> **Given exercise**:
Pictures do not belong in the copy, so please give every entry below again exactly.

> **Given information**:
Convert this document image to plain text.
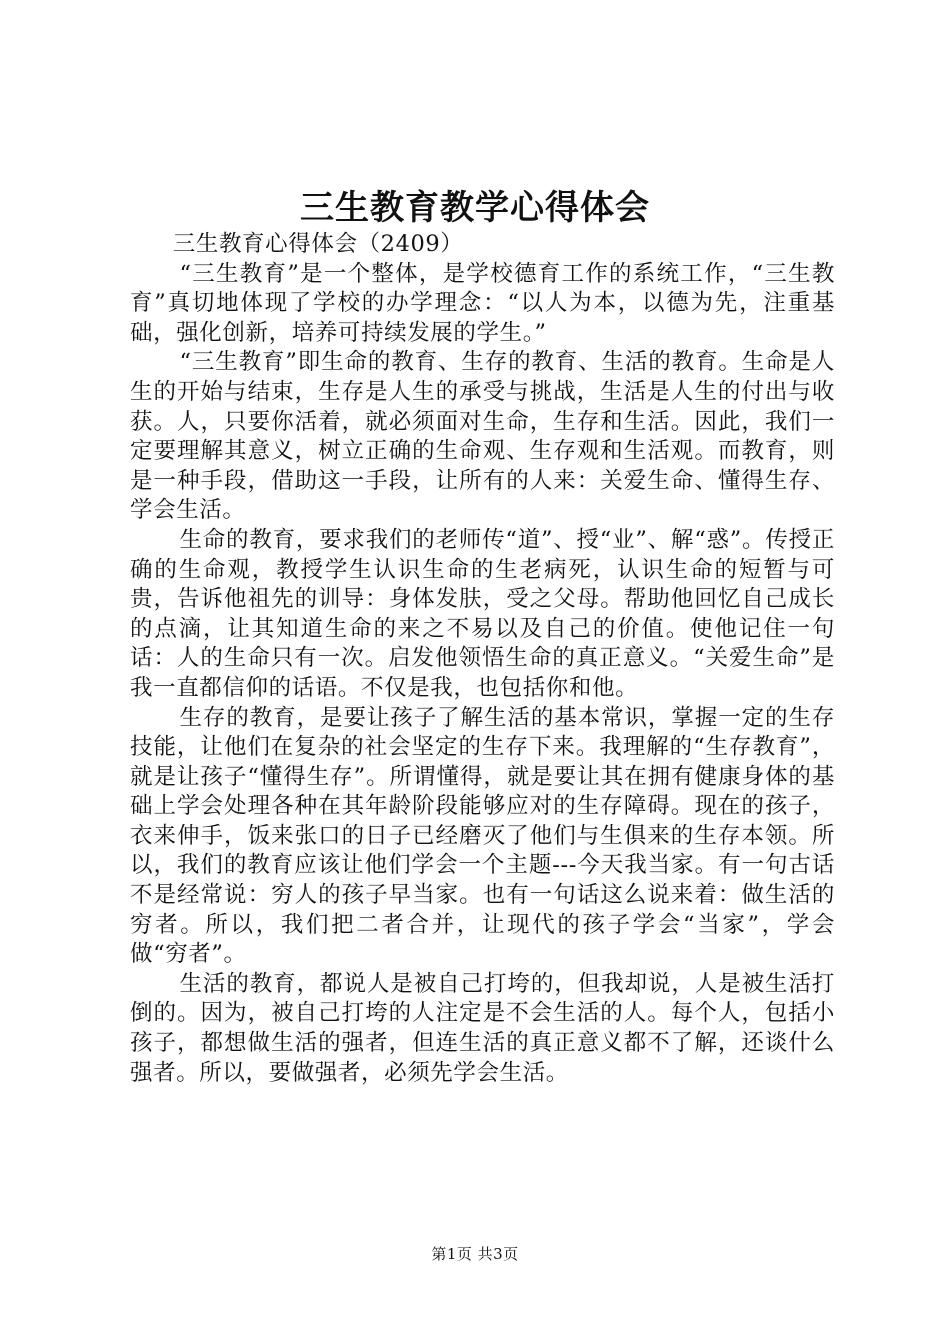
三生教育教学心得体会

三生教育心得体会（2409）

“三生教育”是一个整体，是学校德育工作的系统工作，“三生教育”真切地体现了学校的办学理念：“以人为本，以德为先，注重基础，强化创新，培养可持续发展的学生。”

“三生教育”即生命的教育、生存的教育、生活的教育。生命是人生的开始与结束，生存是人生的承受与挑战，生活是人生的付出与收获。人，只要你活着，就必须面对生命，生存和生活。因此，我们一定要理解其意义，树立正确的生命观、生存观和生活观。而教育，则是一种手段，借助这一手段，让所有的人来：关爱生命、懂得生存、学会生活。

生命的教育，要求我们的老师传“道”、授“业”、解“惑”。传授正确的生命观，教授学生认识生命的生老病死，认识生命的短暂与可贵，告诉他祖先的训导：身体发肤，受之父母。帮助他回忆自己成长的点滴，让其知道生命的来之不易以及自己的价值。使他记住一句话：人的生命只有一次。启发他领悟生命的真正意义。“关爱生命”是我一直都信仰的话语。不仅是我，也包括你和他。

生存的教育，是要让孩子了解生活的基本常识，掌握一定的生存技能，让他们在复杂的社会坚定的生存下来。我理解的“生存教育”，就是让孩子“懂得生存”。所谓懂得，就是要让其在拥有健康身体的基础上学会处理各种在其年龄阶段能够应对的生存障碍。现在的孩子，衣来伸手，饭来张口的日子已经磨灭了他们与生俱来的生存本领。所以，我们的教育应该让他们学会一个主题---今天我当家。有一句古话不是经常说：穷人的孩子早当家。也有一句话这么说来着：做生活的穷者。所以，我们把二者合并，让现代的孩子学会“当家”，学会做“穷者”。

生活的教育，都说人是被自己打垮的，但我却说，人是被生活打倒的。因为，被自己打垮的人注定是不会生活的人。每个人，包括小孩子，都想做生活的强者，但连生活的真正意义都不了解，还谈什么强者。所以，要做强者，必须先学会生活。

第1页 共3页
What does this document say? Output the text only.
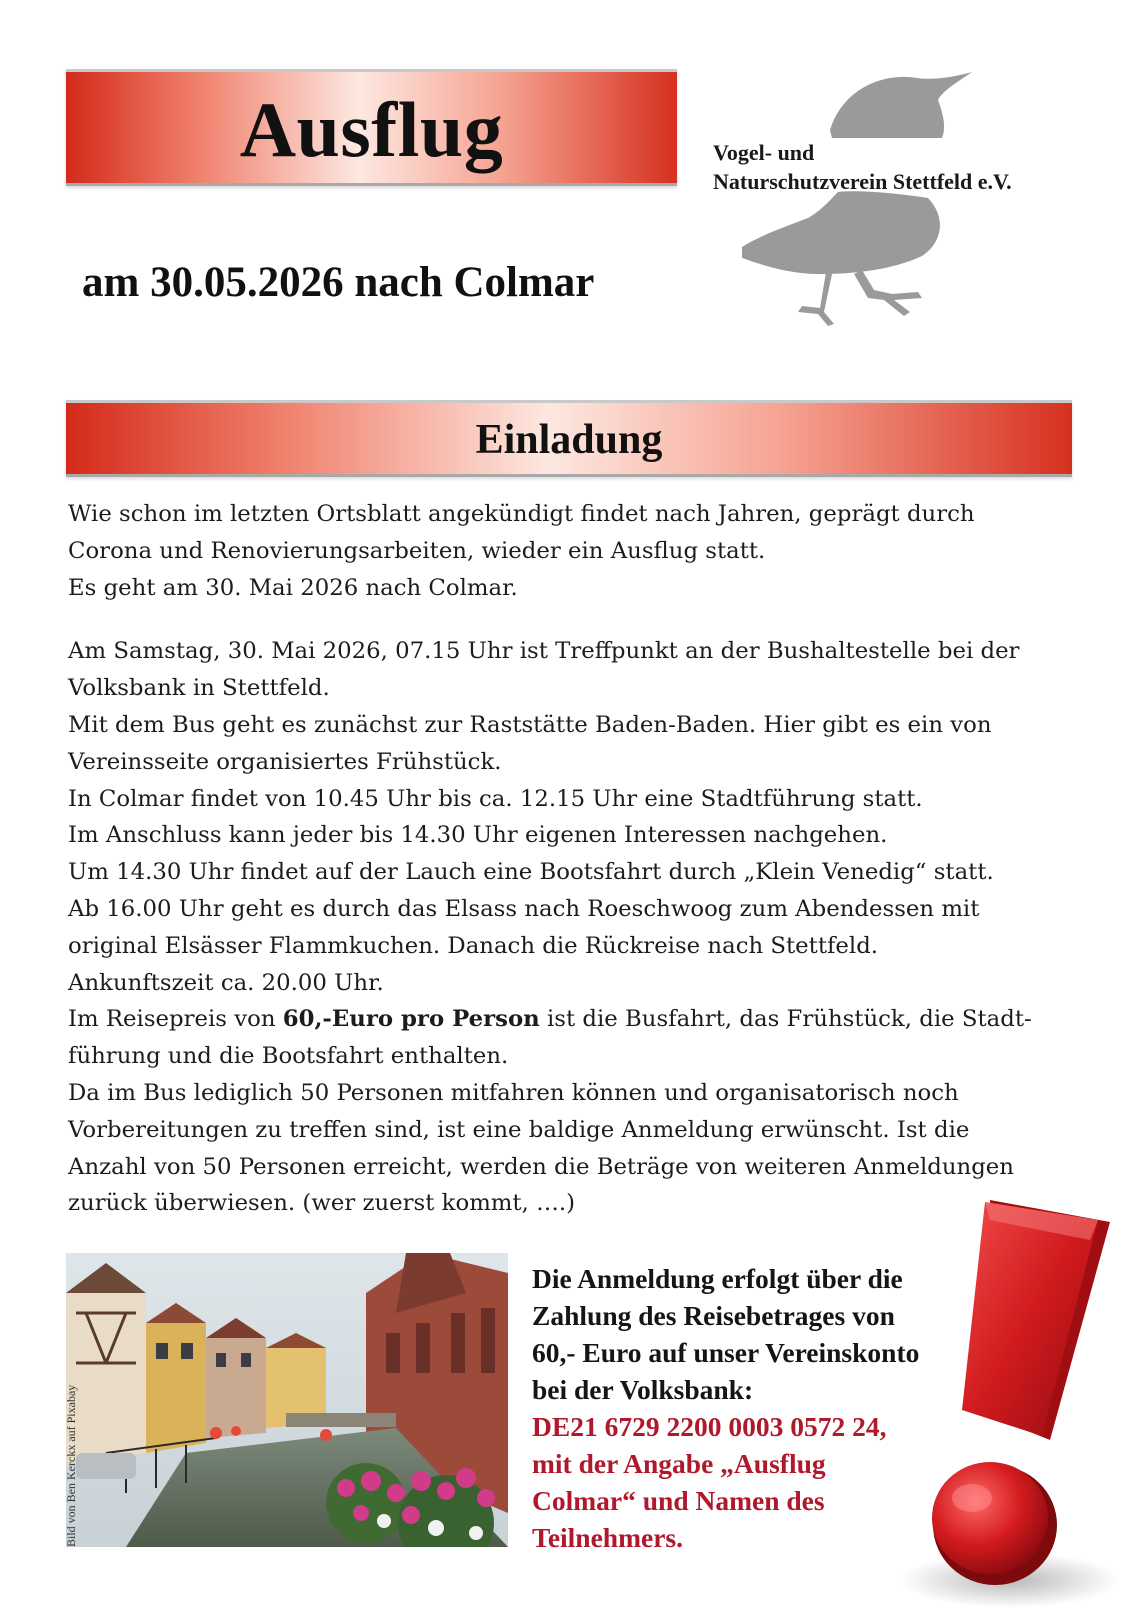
Ausflug	Vogel- und
Naturschutzverein Stettfeld e.V.
am 30.05.2026 nach Colmar
Einladung

Wie schon im letzten Ortsblatt angekündigt findet nach Jahren, geprägt durch

Corona und Renovierungsarbeiten, wieder ein Ausflug statt.

Es geht am 30. Mai 2026 nach Colmar.

Am Samstag, 30. Mai 2026, 07.15 Uhr ist Treffpunkt an der Bushaltestelle bei der

Volksbank in Stettfeld.

Mit dem Bus geht es zunächst zur Raststätte Baden-Baden. Hier gibt es ein von

Vereinsseite organisiertes Frühstück.

In Colmar findet von 10.45 Uhr bis ca. 12.15 Uhr eine Stadtführung statt.

Im Anschluss kann jeder bis 14.30 Uhr eigenen Interessen nachgehen.

Um 14.30 Uhr findet auf der Lauch eine Bootsfahrt durch „Klein Venedig“ statt.

Ab 16.00 Uhr geht es durch das Elsass nach Roeschwoog zum Abendessen mit

original Elsässer Flammkuchen. Danach die Rückreise nach Stettfeld.

Ankunftszeit ca. 20.00 Uhr.

Im Reisepreis von 60,-Euro pro Person ist die Busfahrt, das Frühstück, die Stadt-

führung und die Bootsfahrt enthalten.

Da im Bus lediglich 50 Personen mitfahren können und organisatorisch noch

Vorbereitungen zu treffen sind, ist eine baldige Anmeldung erwünscht. Ist die

Anzahl von 50 Personen erreicht, werden die Beträge von weiteren Anmeldungen

zurück überwiesen. (wer zuerst kommt, ….)

Bild von Ben Kerckx auf Pixabay

Die Anmeldung erfolgt über die

Zahlung des Reisebetrages von

60,- Euro auf unser Vereinskonto

bei der Volksbank:

DE21 6729 2200 0003 0572 24,

mit der Angabe „Ausflug

Colmar“ und Namen des

Teilnehmers.
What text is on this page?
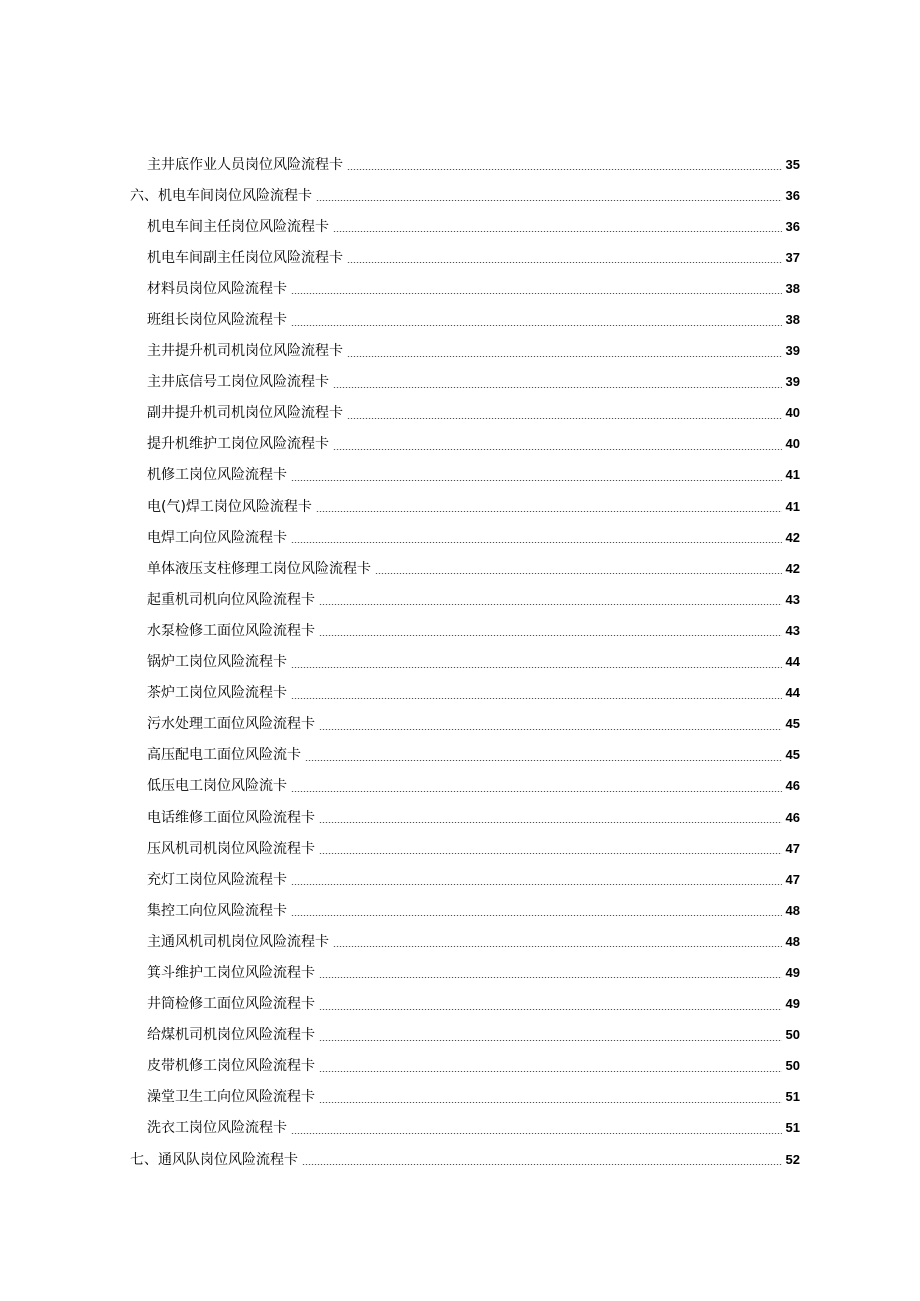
主井底作业人员岗位风险流程卡	35
六、机电车间岗位风险流程卡	36
机电车间主任岗位风险流程卡	36
机电车间副主任岗位风险流程卡	37
材料员岗位风险流程卡	38
班组长岗位风险流程卡	38
主井提升机司机岗位风险流程卡	39
主井底信号工岗位风险流程卡	39
副井提升机司机岗位风险流程卡	40
提升机维护工岗位风险流程卡	40
机修工岗位风险流程卡	41
电(气)焊工岗位风险流程卡	41
电焊工向位风险流程卡	42
单体液压支柱修理工岗位风险流程卡	42
起重机司机向位风险流程卡	43
水泵检修工面位风险流程卡	43
锅炉工岗位风险流程卡	44
茶炉工岗位风险流程卡	44
污水处理工面位风险流程卡	45
高压配电工面位风险流卡	45
低压电工岗位风险流卡	46
电话维修工面位风险流程卡	46
压风机司机岗位风险流程卡	47
充灯工岗位风险流程卡	47
集控工向位风险流程卡	48
主通风机司机岗位风险流程卡	48
箕斗维护工岗位风险流程卡	49
井筒检修工面位风险流程卡	49
给煤机司机岗位风险流程卡	50
皮带机修工岗位风险流程卡	50
澡堂卫生工向位风险流程卡	51
洗衣工岗位风险流程卡	51
七、通风队岗位风险流程卡	52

> **Task result**:
Convert this document image to plain text.
三生教育教学心得体会

三生教育心得体会（2409）

“三生教育”是一个整体，是学校德育工作的系统工作，“三生教育”真切地体现了学校的办学理念：“以人为本，以德为先，注重基础，强化创新，培养可持续发展的学生。”

“三生教育”即生命的教育、生存的教育、生活的教育。生命是人生的开始与结束，生存是人生的承受与挑战，生活是人生的付出与收获。人，只要你活着，就必须面对生命，生存和生活。因此，我们一定要理解其意义，树立正确的生命观、生存观和生活观。而教育，则是一种手段，借助这一手段，让所有的人来：关爱生命、懂得生存、学会生活。

生命的教育，要求我们的老师传“道”、授“业”、解“惑”。传授正确的生命观，教授学生认识生命的生老病死，认识生命的短暂与可贵，告诉他祖先的训导：身体发肤，受之父母。帮助他回忆自己成长的点滴，让其知道生命的来之不易以及自己的价值。使他记住一句话：人的生命只有一次。启发他领悟生命的真正意义。“关爱生命”是我一直都信仰的话语。不仅是我，也包括你和他。

生存的教育，是要让孩子了解生活的基本常识，掌握一定的生存技能，让他们在复杂的社会坚定的生存下来。我理解的“生存教育”，就是让孩子“懂得生存”。所谓懂得，就是要让其在拥有健康身体的基础上学会处理各种在其年龄阶段能够应对的生存障碍。现在的孩子，衣来伸手，饭来张口的日子已经磨灭了他们与生俱来的生存本领。所以，我们的教育应该让他们学会一个主题---今天我当家。有一句古话不是经常说：穷人的孩子早当家。也有一句话这么说来着：做生活的穷者。所以，我们把二者合并，让现代的孩子学会“当家”，学会做“穷者”。

生活的教育，都说人是被自己打垮的，但我却说，人是被生活打倒的。因为，被自己打垮的人注定是不会生活的人。每个人，包括小孩子，都想做生活的强者，但连生活的真正意义都不了解，还谈什么强者。所以，要做强者，必须先学会生活。

第1页 共3页
What does this document say? Output the text only.
Ausflug	Vogel- und
Naturschutzverein Stettfeld e.V.
am 30.05.2026 nach Colmar
Einladung

Wie schon im letzten Ortsblatt angekündigt findet nach Jahren, geprägt durch

Corona und Renovierungsarbeiten, wieder ein Ausflug statt.

Es geht am 30. Mai 2026 nach Colmar.

Am Samstag, 30. Mai 2026, 07.15 Uhr ist Treffpunkt an der Bushaltestelle bei der

Volksbank in Stettfeld.

Mit dem Bus geht es zunächst zur Raststätte Baden-Baden. Hier gibt es ein von

Vereinsseite organisiertes Frühstück.

In Colmar findet von 10.45 Uhr bis ca. 12.15 Uhr eine Stadtführung statt.

Im Anschluss kann jeder bis 14.30 Uhr eigenen Interessen nachgehen.

Um 14.30 Uhr findet auf der Lauch eine Bootsfahrt durch „Klein Venedig“ statt.

Ab 16.00 Uhr geht es durch das Elsass nach Roeschwoog zum Abendessen mit

original Elsässer Flammkuchen. Danach die Rückreise nach Stettfeld.

Ankunftszeit ca. 20.00 Uhr.

Im Reisepreis von 60,-Euro pro Person ist die Busfahrt, das Frühstück, die Stadt-

führung und die Bootsfahrt enthalten.

Da im Bus lediglich 50 Personen mitfahren können und organisatorisch noch

Vorbereitungen zu treffen sind, ist eine baldige Anmeldung erwünscht. Ist die

Anzahl von 50 Personen erreicht, werden die Beträge von weiteren Anmeldungen

zurück überwiesen. (wer zuerst kommt, ….)

Bild von Ben Kerckx auf Pixabay

Die Anmeldung erfolgt über die

Zahlung des Reisebetrages von

60,- Euro auf unser Vereinskonto

bei der Volksbank:

DE21 6729 2200 0003 0572 24,

mit der Angabe „Ausflug

Colmar“ und Namen des

Teilnehmers.
What text is on this page?
主井底作业人员岗位风险流程卡	35
六、机电车间岗位风险流程卡	36
机电车间主任岗位风险流程卡	36
机电车间副主任岗位风险流程卡	37
材料员岗位风险流程卡	38
班组长岗位风险流程卡	38
主井提升机司机岗位风险流程卡	39
主井底信号工岗位风险流程卡	39
副井提升机司机岗位风险流程卡	40
提升机维护工岗位风险流程卡	40
机修工岗位风险流程卡	41
电(气)焊工岗位风险流程卡	41
电焊工向位风险流程卡	42
单体液压支柱修理工岗位风险流程卡	42
起重机司机向位风险流程卡	43
水泵检修工面位风险流程卡	43
锅炉工岗位风险流程卡	44
茶炉工岗位风险流程卡	44
污水处理工面位风险流程卡	45
高压配电工面位风险流卡	45
低压电工岗位风险流卡	46
电话维修工面位风险流程卡	46
压风机司机岗位风险流程卡	47
充灯工岗位风险流程卡	47
集控工向位风险流程卡	48
主通风机司机岗位风险流程卡	48
箕斗维护工岗位风险流程卡	49
井筒检修工面位风险流程卡	49
给煤机司机岗位风险流程卡	50
皮带机修工岗位风险流程卡	50
澡堂卫生工向位风险流程卡	51
洗衣工岗位风险流程卡	51
七、通风队岗位风险流程卡	52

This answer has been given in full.